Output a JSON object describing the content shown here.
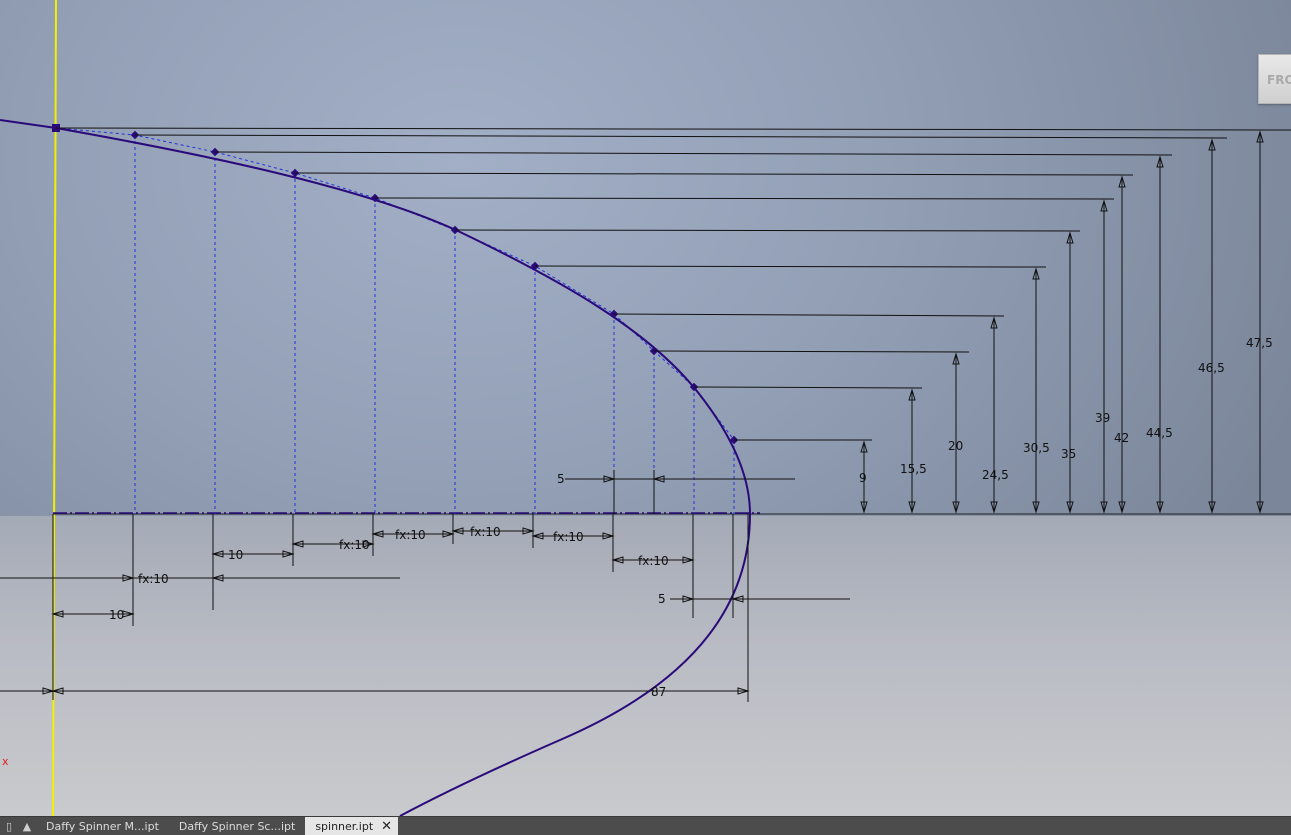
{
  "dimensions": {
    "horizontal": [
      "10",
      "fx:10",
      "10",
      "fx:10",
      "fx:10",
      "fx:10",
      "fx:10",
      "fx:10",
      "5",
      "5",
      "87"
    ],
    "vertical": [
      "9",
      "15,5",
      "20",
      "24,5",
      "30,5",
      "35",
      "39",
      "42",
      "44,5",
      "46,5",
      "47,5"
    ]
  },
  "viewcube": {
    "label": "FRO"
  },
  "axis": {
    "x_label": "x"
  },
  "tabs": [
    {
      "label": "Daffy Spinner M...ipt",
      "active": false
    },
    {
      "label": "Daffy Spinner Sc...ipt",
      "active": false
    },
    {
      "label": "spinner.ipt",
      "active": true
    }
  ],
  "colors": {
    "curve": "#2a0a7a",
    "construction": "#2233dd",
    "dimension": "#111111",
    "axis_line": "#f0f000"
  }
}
::::::::
Quote every record above exactly, leaving out any pictures.

Output a JSON object describing the content shown here.
{
  "dimensions": {
    "horizontal": [
      "10",
      "fx:10",
      "10",
      "fx:10",
      "fx:10",
      "fx:10",
      "fx:10",
      "fx:10",
      "5",
      "5",
      "87"
    ],
    "vertical": [
      "9",
      "15,5",
      "20",
      "24,5",
      "30,5",
      "35",
      "39",
      "42",
      "44,5",
      "46,5",
      "47,5"
    ]
  },
  "viewcube": {
    "label": "FRO"
  },
  "axis": {
    "x_label": "x"
  },
  "tabs": [
    {
      "label": "Daffy Spinner M...ipt",
      "active": false
    },
    {
      "label": "Daffy Spinner Sc...ipt",
      "active": false
    },
    {
      "label": "spinner.ipt",
      "active": true
    }
  ],
  "colors": {
    "curve": "#2a0a7a",
    "construction": "#2233dd",
    "dimension": "#111111",
    "axis_line": "#f0f000"
  }
}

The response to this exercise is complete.